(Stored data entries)
▽

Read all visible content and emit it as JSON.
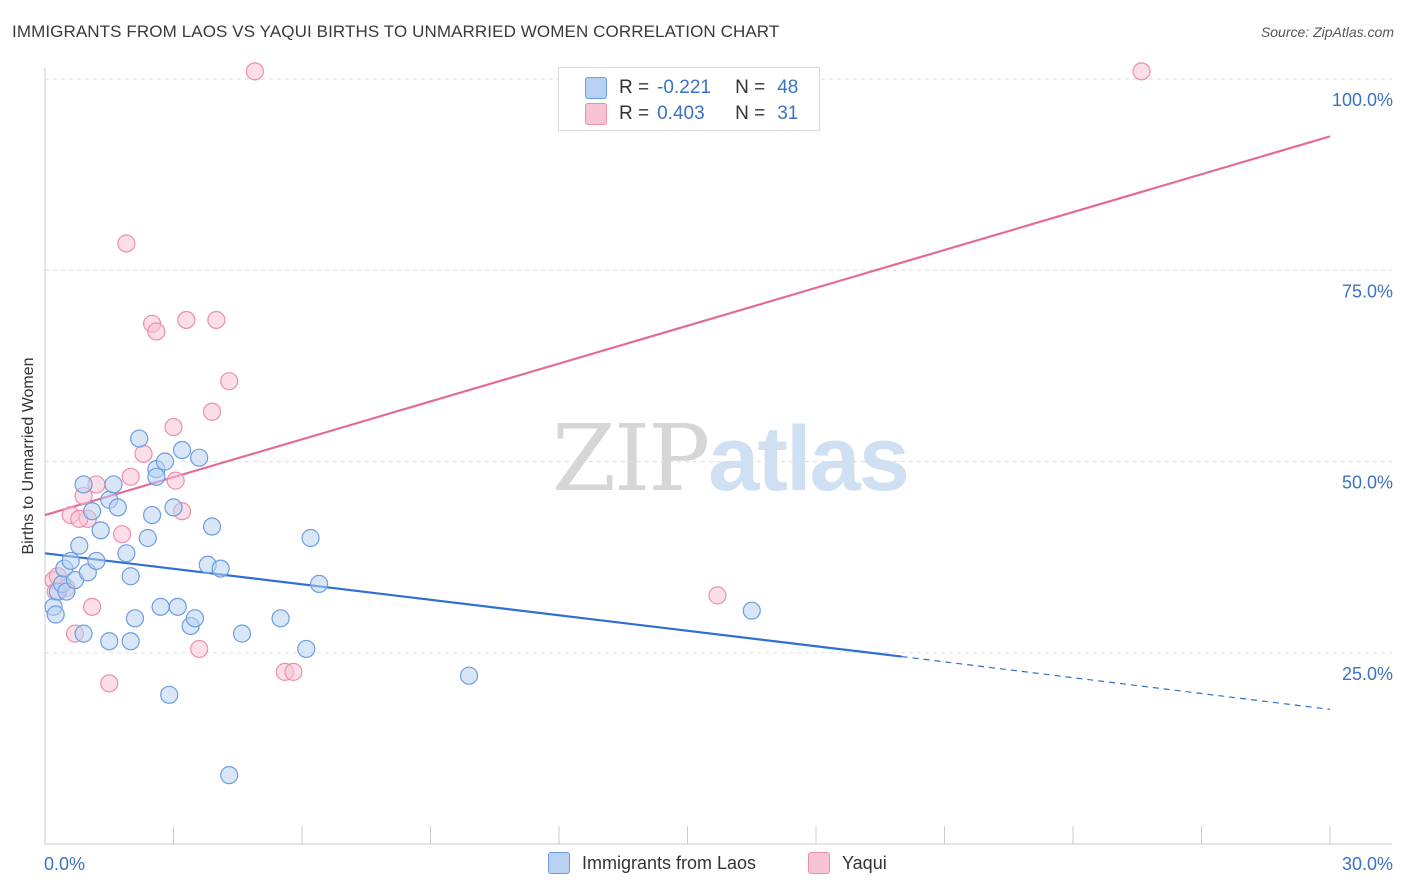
{
  "title": "IMMIGRANTS FROM LAOS VS YAQUI BIRTHS TO UNMARRIED WOMEN CORRELATION CHART",
  "source": "Source: ZipAtlas.com",
  "watermark": {
    "zip": "ZIP",
    "atlas": "atlas"
  },
  "colors": {
    "blue_fill": "#b8d1f3",
    "blue_stroke": "#6d9ee0",
    "blue_line": "#2e6fd1",
    "pink_fill": "#f8c3d3",
    "pink_stroke": "#ec8fad",
    "pink_line": "#e46b94",
    "axis_value": "#3b72c4",
    "grid": "#dddddd"
  },
  "legend": {
    "rows": [
      {
        "r_label": "R =",
        "r_value": "-0.221",
        "n_label": "N =",
        "n_value": "48",
        "color": "#b8d1f3"
      },
      {
        "r_label": "R =",
        "r_value": "0.403",
        "n_label": "N =",
        "n_value": "31",
        "color": "#f8c3d3"
      }
    ]
  },
  "bottom_legend": {
    "series1": "Immigrants from Laos",
    "series2": "Yaqui"
  },
  "chart_data": {
    "type": "scatter",
    "title": "IMMIGRANTS FROM LAOS VS YAQUI BIRTHS TO UNMARRIED WOMEN CORRELATION CHART",
    "xlabel": "",
    "ylabel": "Births to Unmarried Women",
    "xlim": [
      0,
      30
    ],
    "ylim": [
      0,
      100
    ],
    "x_tick_labels": [
      "0.0%",
      "30.0%"
    ],
    "y_tick_labels": [
      "25.0%",
      "50.0%",
      "75.0%",
      "100.0%"
    ],
    "y_ticks": [
      25,
      50,
      75,
      100
    ],
    "series": [
      {
        "name": "Immigrants from Laos",
        "color": "#b8d1f3",
        "trend": {
          "x": [
            0,
            20.0,
            30
          ],
          "y": [
            38.0,
            24.5,
            17.6
          ],
          "dashed_from_x": 20.0
        },
        "points": [
          [
            0.2,
            31
          ],
          [
            0.25,
            30
          ],
          [
            0.3,
            33
          ],
          [
            0.4,
            34
          ],
          [
            0.45,
            36
          ],
          [
            0.5,
            33
          ],
          [
            0.6,
            37
          ],
          [
            0.7,
            34.5
          ],
          [
            0.8,
            39
          ],
          [
            0.9,
            27.5
          ],
          [
            1.0,
            35.5
          ],
          [
            1.1,
            43.5
          ],
          [
            1.2,
            37
          ],
          [
            1.3,
            41
          ],
          [
            1.5,
            45
          ],
          [
            1.6,
            47
          ],
          [
            1.7,
            44
          ],
          [
            1.9,
            38
          ],
          [
            2.0,
            35
          ],
          [
            2.1,
            29.5
          ],
          [
            2.0,
            26.5
          ],
          [
            1.5,
            26.5
          ],
          [
            2.4,
            40
          ],
          [
            2.5,
            43
          ],
          [
            2.6,
            49
          ],
          [
            2.8,
            50
          ],
          [
            2.7,
            31
          ],
          [
            2.9,
            19.5
          ],
          [
            3.0,
            44
          ],
          [
            3.1,
            31
          ],
          [
            3.4,
            28.5
          ],
          [
            3.5,
            29.5
          ],
          [
            3.6,
            50.5
          ],
          [
            3.8,
            36.5
          ],
          [
            3.9,
            41.5
          ],
          [
            4.1,
            36
          ],
          [
            4.3,
            9
          ],
          [
            4.6,
            27.5
          ],
          [
            5.5,
            29.5
          ],
          [
            6.1,
            25.5
          ],
          [
            6.2,
            40
          ],
          [
            6.4,
            34
          ],
          [
            9.9,
            22
          ],
          [
            16.5,
            30.5
          ],
          [
            0.9,
            47
          ],
          [
            2.2,
            53
          ],
          [
            3.2,
            51.5
          ],
          [
            2.6,
            48
          ]
        ]
      },
      {
        "name": "Yaqui",
        "color": "#f8c3d3",
        "trend": {
          "x": [
            0,
            30
          ],
          "y": [
            43.0,
            92.5
          ]
        },
        "points": [
          [
            0.2,
            34.5
          ],
          [
            0.3,
            35
          ],
          [
            0.5,
            33.5
          ],
          [
            0.6,
            43
          ],
          [
            0.7,
            27.5
          ],
          [
            0.9,
            45.5
          ],
          [
            1.0,
            42.5
          ],
          [
            1.1,
            31
          ],
          [
            1.2,
            47
          ],
          [
            1.5,
            21
          ],
          [
            1.8,
            40.5
          ],
          [
            1.9,
            78.5
          ],
          [
            2.0,
            48
          ],
          [
            2.3,
            51
          ],
          [
            2.5,
            68
          ],
          [
            2.6,
            67
          ],
          [
            3.0,
            54.5
          ],
          [
            3.2,
            43.5
          ],
          [
            3.3,
            68.5
          ],
          [
            3.6,
            25.5
          ],
          [
            3.9,
            56.5
          ],
          [
            4.0,
            68.5
          ],
          [
            4.3,
            60.5
          ],
          [
            4.9,
            101
          ],
          [
            5.6,
            22.5
          ],
          [
            5.8,
            22.5
          ],
          [
            15.7,
            32.5
          ],
          [
            25.6,
            101
          ],
          [
            0.25,
            33
          ],
          [
            0.8,
            42.5
          ],
          [
            3.05,
            47.5
          ]
        ]
      }
    ]
  }
}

△

*REQUIRED WORK*.
Retype the whole listing, keeping every line identical and omitting all pictures.

*CORRECT RESULT*.
Read all visible content and emit it as JSON.
{
  "title": "IMMIGRANTS FROM LAOS VS YAQUI BIRTHS TO UNMARRIED WOMEN CORRELATION CHART",
  "source": "Source: ZipAtlas.com",
  "watermark": {
    "zip": "ZIP",
    "atlas": "atlas"
  },
  "colors": {
    "blue_fill": "#b8d1f3",
    "blue_stroke": "#6d9ee0",
    "blue_line": "#2e6fd1",
    "pink_fill": "#f8c3d3",
    "pink_stroke": "#ec8fad",
    "pink_line": "#e46b94",
    "axis_value": "#3b72c4",
    "grid": "#dddddd"
  },
  "legend": {
    "rows": [
      {
        "r_label": "R =",
        "r_value": "-0.221",
        "n_label": "N =",
        "n_value": "48",
        "color": "#b8d1f3"
      },
      {
        "r_label": "R =",
        "r_value": "0.403",
        "n_label": "N =",
        "n_value": "31",
        "color": "#f8c3d3"
      }
    ]
  },
  "bottom_legend": {
    "series1": "Immigrants from Laos",
    "series2": "Yaqui"
  },
  "chart_data": {
    "type": "scatter",
    "title": "IMMIGRANTS FROM LAOS VS YAQUI BIRTHS TO UNMARRIED WOMEN CORRELATION CHART",
    "xlabel": "",
    "ylabel": "Births to Unmarried Women",
    "xlim": [
      0,
      30
    ],
    "ylim": [
      0,
      100
    ],
    "x_tick_labels": [
      "0.0%",
      "30.0%"
    ],
    "y_tick_labels": [
      "25.0%",
      "50.0%",
      "75.0%",
      "100.0%"
    ],
    "y_ticks": [
      25,
      50,
      75,
      100
    ],
    "series": [
      {
        "name": "Immigrants from Laos",
        "color": "#b8d1f3",
        "trend": {
          "x": [
            0,
            20.0,
            30
          ],
          "y": [
            38.0,
            24.5,
            17.6
          ],
          "dashed_from_x": 20.0
        },
        "points": [
          [
            0.2,
            31
          ],
          [
            0.25,
            30
          ],
          [
            0.3,
            33
          ],
          [
            0.4,
            34
          ],
          [
            0.45,
            36
          ],
          [
            0.5,
            33
          ],
          [
            0.6,
            37
          ],
          [
            0.7,
            34.5
          ],
          [
            0.8,
            39
          ],
          [
            0.9,
            27.5
          ],
          [
            1.0,
            35.5
          ],
          [
            1.1,
            43.5
          ],
          [
            1.2,
            37
          ],
          [
            1.3,
            41
          ],
          [
            1.5,
            45
          ],
          [
            1.6,
            47
          ],
          [
            1.7,
            44
          ],
          [
            1.9,
            38
          ],
          [
            2.0,
            35
          ],
          [
            2.1,
            29.5
          ],
          [
            2.0,
            26.5
          ],
          [
            1.5,
            26.5
          ],
          [
            2.4,
            40
          ],
          [
            2.5,
            43
          ],
          [
            2.6,
            49
          ],
          [
            2.8,
            50
          ],
          [
            2.7,
            31
          ],
          [
            2.9,
            19.5
          ],
          [
            3.0,
            44
          ],
          [
            3.1,
            31
          ],
          [
            3.4,
            28.5
          ],
          [
            3.5,
            29.5
          ],
          [
            3.6,
            50.5
          ],
          [
            3.8,
            36.5
          ],
          [
            3.9,
            41.5
          ],
          [
            4.1,
            36
          ],
          [
            4.3,
            9
          ],
          [
            4.6,
            27.5
          ],
          [
            5.5,
            29.5
          ],
          [
            6.1,
            25.5
          ],
          [
            6.2,
            40
          ],
          [
            6.4,
            34
          ],
          [
            9.9,
            22
          ],
          [
            16.5,
            30.5
          ],
          [
            0.9,
            47
          ],
          [
            2.2,
            53
          ],
          [
            3.2,
            51.5
          ],
          [
            2.6,
            48
          ]
        ]
      },
      {
        "name": "Yaqui",
        "color": "#f8c3d3",
        "trend": {
          "x": [
            0,
            30
          ],
          "y": [
            43.0,
            92.5
          ]
        },
        "points": [
          [
            0.2,
            34.5
          ],
          [
            0.3,
            35
          ],
          [
            0.5,
            33.5
          ],
          [
            0.6,
            43
          ],
          [
            0.7,
            27.5
          ],
          [
            0.9,
            45.5
          ],
          [
            1.0,
            42.5
          ],
          [
            1.1,
            31
          ],
          [
            1.2,
            47
          ],
          [
            1.5,
            21
          ],
          [
            1.8,
            40.5
          ],
          [
            1.9,
            78.5
          ],
          [
            2.0,
            48
          ],
          [
            2.3,
            51
          ],
          [
            2.5,
            68
          ],
          [
            2.6,
            67
          ],
          [
            3.0,
            54.5
          ],
          [
            3.2,
            43.5
          ],
          [
            3.3,
            68.5
          ],
          [
            3.6,
            25.5
          ],
          [
            3.9,
            56.5
          ],
          [
            4.0,
            68.5
          ],
          [
            4.3,
            60.5
          ],
          [
            4.9,
            101
          ],
          [
            5.6,
            22.5
          ],
          [
            5.8,
            22.5
          ],
          [
            15.7,
            32.5
          ],
          [
            25.6,
            101
          ],
          [
            0.25,
            33
          ],
          [
            0.8,
            42.5
          ],
          [
            3.05,
            47.5
          ]
        ]
      }
    ]
  }
}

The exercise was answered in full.